__Given exercise__
Can you rename every "value-connector" to "range-connector" in the lines from the first one through the line containing "- parameter-description: [480, 1264, 1629, 1294]", keeping everything else in those lines unchanged?

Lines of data
..............................
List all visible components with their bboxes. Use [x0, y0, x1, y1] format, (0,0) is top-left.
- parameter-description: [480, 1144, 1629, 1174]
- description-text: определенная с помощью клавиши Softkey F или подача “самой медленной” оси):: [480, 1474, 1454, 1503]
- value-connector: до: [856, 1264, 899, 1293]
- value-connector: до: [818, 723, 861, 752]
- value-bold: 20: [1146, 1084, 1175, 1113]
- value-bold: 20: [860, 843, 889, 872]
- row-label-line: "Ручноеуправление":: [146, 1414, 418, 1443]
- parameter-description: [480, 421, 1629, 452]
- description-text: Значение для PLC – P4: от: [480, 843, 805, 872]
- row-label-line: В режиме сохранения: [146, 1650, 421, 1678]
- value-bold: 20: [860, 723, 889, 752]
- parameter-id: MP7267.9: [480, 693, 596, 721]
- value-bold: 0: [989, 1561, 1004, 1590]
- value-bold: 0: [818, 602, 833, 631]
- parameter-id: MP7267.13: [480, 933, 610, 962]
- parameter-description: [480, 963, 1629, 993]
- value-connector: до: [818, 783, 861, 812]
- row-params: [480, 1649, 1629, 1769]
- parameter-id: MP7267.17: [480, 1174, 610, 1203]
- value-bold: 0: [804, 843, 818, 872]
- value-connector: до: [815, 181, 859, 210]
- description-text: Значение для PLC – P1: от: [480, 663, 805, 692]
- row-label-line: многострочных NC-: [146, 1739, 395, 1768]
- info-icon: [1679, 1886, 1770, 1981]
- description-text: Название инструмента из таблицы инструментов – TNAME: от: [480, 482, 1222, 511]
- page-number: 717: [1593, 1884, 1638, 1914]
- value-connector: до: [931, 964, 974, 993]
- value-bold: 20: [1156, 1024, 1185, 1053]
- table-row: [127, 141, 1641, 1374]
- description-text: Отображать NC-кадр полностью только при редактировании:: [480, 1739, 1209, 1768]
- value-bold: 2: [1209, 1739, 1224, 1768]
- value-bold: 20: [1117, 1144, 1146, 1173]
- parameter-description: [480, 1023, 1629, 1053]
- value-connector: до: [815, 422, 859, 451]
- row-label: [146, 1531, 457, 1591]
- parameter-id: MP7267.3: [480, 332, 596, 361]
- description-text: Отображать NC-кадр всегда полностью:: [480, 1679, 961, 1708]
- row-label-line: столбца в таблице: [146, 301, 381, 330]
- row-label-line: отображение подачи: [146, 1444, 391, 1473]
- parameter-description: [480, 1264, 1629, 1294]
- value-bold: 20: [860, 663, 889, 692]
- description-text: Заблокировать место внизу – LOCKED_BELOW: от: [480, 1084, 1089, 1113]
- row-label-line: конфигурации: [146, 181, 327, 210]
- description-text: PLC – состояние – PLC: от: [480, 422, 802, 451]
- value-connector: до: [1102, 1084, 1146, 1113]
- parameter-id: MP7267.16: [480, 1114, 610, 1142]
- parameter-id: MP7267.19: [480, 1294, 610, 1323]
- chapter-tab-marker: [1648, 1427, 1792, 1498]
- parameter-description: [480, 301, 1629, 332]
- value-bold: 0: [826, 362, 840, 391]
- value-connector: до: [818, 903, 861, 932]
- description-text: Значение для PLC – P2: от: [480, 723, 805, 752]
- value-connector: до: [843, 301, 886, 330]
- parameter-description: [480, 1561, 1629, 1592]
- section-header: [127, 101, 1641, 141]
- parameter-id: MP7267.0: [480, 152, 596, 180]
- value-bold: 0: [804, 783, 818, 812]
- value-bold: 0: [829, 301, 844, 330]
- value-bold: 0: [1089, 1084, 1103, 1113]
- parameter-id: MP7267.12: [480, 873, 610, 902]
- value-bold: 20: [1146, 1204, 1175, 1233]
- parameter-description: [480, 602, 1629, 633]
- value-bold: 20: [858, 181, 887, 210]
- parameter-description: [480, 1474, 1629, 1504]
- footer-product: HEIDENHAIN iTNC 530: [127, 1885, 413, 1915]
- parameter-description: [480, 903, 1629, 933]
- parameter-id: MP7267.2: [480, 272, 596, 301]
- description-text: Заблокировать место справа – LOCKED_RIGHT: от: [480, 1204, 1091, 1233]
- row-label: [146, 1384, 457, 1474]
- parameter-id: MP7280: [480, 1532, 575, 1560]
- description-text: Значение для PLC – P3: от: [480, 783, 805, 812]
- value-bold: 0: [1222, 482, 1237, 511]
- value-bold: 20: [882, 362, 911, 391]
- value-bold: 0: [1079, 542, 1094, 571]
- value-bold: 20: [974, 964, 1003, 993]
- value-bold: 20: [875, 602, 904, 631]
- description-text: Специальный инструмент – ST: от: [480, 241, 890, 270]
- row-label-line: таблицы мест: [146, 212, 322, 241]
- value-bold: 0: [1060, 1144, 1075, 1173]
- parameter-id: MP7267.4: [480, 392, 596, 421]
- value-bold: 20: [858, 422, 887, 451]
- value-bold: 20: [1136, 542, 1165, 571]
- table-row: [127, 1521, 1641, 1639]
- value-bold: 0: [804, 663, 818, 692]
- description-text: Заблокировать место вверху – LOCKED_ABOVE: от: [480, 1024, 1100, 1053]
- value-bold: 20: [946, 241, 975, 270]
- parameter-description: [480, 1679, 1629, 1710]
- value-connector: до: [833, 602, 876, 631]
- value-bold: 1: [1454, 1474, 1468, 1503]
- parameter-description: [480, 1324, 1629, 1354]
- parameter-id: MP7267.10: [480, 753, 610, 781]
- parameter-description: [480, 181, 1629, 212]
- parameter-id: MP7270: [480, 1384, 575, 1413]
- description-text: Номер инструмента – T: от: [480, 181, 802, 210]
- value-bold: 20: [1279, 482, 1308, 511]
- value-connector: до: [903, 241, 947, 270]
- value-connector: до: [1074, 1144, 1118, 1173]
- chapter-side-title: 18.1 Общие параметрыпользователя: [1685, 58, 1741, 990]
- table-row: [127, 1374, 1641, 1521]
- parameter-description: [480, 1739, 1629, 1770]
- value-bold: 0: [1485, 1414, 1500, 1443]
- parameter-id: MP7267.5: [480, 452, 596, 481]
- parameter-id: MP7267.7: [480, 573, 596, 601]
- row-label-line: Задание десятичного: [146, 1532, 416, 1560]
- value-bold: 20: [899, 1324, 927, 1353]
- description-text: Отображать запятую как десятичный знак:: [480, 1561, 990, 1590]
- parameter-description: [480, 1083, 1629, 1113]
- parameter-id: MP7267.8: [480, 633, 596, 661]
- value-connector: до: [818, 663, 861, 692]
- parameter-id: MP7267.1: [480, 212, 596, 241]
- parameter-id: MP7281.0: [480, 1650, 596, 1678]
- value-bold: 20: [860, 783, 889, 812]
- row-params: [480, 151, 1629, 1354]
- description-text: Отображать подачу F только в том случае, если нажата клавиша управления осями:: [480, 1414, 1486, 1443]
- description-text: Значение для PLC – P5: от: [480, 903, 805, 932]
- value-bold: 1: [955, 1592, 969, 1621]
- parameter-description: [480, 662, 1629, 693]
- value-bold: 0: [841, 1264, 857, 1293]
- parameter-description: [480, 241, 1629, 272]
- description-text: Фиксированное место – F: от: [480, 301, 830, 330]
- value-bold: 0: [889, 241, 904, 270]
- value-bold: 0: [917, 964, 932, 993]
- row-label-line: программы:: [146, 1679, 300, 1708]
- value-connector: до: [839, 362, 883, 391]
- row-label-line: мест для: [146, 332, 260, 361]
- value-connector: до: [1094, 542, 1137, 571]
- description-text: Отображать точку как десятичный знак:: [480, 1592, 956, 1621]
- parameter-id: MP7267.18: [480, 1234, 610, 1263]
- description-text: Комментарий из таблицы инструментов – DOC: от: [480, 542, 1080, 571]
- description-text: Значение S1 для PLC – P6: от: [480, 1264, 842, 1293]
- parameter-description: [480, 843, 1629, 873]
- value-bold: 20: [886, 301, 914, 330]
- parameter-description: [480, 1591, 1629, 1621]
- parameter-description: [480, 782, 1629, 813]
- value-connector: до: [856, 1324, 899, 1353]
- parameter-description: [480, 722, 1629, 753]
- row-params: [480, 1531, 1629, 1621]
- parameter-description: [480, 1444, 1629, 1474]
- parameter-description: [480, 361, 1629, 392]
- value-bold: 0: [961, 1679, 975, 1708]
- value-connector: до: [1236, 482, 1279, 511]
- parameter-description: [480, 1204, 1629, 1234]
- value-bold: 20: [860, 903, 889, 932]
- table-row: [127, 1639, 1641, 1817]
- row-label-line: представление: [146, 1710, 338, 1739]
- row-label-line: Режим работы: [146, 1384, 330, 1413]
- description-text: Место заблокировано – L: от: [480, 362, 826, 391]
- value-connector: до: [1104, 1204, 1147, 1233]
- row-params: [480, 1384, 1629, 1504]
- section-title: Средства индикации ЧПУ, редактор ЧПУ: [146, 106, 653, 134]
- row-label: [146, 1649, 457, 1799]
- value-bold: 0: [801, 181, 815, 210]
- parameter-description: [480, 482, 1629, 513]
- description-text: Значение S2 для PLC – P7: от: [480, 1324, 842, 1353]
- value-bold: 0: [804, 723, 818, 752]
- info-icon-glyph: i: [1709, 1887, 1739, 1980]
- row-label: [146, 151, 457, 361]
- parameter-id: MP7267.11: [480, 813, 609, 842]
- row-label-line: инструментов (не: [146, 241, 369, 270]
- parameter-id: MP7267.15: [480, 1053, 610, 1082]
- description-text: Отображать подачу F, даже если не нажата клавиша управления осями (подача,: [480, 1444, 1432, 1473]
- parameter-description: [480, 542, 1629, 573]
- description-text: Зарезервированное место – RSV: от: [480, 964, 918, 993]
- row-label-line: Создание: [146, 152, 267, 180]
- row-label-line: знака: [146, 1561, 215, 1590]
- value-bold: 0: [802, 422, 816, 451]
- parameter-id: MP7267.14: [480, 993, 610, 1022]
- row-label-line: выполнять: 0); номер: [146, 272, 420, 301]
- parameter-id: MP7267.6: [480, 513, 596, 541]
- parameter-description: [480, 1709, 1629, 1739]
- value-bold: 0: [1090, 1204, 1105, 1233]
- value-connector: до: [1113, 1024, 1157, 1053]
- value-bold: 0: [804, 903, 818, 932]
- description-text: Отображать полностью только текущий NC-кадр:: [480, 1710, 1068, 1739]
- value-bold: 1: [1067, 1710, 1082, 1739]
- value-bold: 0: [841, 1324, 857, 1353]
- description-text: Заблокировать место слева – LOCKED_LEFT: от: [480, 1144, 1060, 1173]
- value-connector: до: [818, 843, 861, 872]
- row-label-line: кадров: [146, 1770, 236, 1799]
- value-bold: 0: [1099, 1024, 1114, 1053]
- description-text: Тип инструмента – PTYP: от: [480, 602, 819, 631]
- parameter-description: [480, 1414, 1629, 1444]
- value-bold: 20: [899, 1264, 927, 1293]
..............................
__Complete answer__
List all visible components with their bboxes. Use [x0, y0, x1, y1] format, (0,0) is top-left.
- parameter-description: [480, 1144, 1629, 1174]
- description-text: определенная с помощью клавиши Softkey F или подача “самой медленной” оси):: [480, 1474, 1454, 1503]
- range-connector: до: [856, 1264, 899, 1293]
- range-connector: до: [818, 723, 861, 752]
- value-bold: 20: [1146, 1084, 1175, 1113]
- value-bold: 20: [860, 843, 889, 872]
- row-label-line: "Ручноеуправление":: [146, 1414, 418, 1443]
- parameter-description: [480, 421, 1629, 452]
- description-text: Значение для PLC – P4: от: [480, 843, 805, 872]
- row-label-line: В режиме сохранения: [146, 1650, 421, 1678]
- value-bold: 20: [860, 723, 889, 752]
- parameter-id: MP7267.9: [480, 693, 596, 721]
- value-bold: 0: [989, 1561, 1004, 1590]
- value-bold: 0: [818, 602, 833, 631]
- parameter-id: MP7267.13: [480, 933, 610, 962]
- parameter-description: [480, 963, 1629, 993]
- range-connector: до: [818, 783, 861, 812]
- row-params: [480, 1649, 1629, 1769]
- parameter-id: MP7267.17: [480, 1174, 610, 1203]
- value-bold: 0: [804, 843, 818, 872]
- range-connector: до: [815, 181, 859, 210]
- description-text: Значение для PLC – P1: от: [480, 663, 805, 692]
- row-label-line: многострочных NC-: [146, 1739, 395, 1768]
- info-icon: [1679, 1886, 1770, 1981]
- description-text: Название инструмента из таблицы инструментов – TNAME: от: [480, 482, 1222, 511]
- page-number: 717: [1593, 1884, 1638, 1914]
- range-connector: до: [931, 964, 974, 993]
- value-bold: 20: [1156, 1024, 1185, 1053]
- table-row: [127, 141, 1641, 1374]
- description-text: Отображать NC-кадр полностью только при редактировании:: [480, 1739, 1209, 1768]
- value-bold: 2: [1209, 1739, 1224, 1768]
- value-bold: 20: [1117, 1144, 1146, 1173]
- parameter-description: [480, 1023, 1629, 1053]
- range-connector: до: [815, 422, 859, 451]
- row-label: [146, 1531, 457, 1591]
- parameter-id: MP7267.3: [480, 332, 596, 361]
- description-text: Отображать NC-кадр всегда полностью:: [480, 1679, 961, 1708]
- row-label-line: столбца в таблице: [146, 301, 381, 330]
- row-label-line: отображение подачи: [146, 1444, 391, 1473]
- parameter-description: [480, 1264, 1629, 1294]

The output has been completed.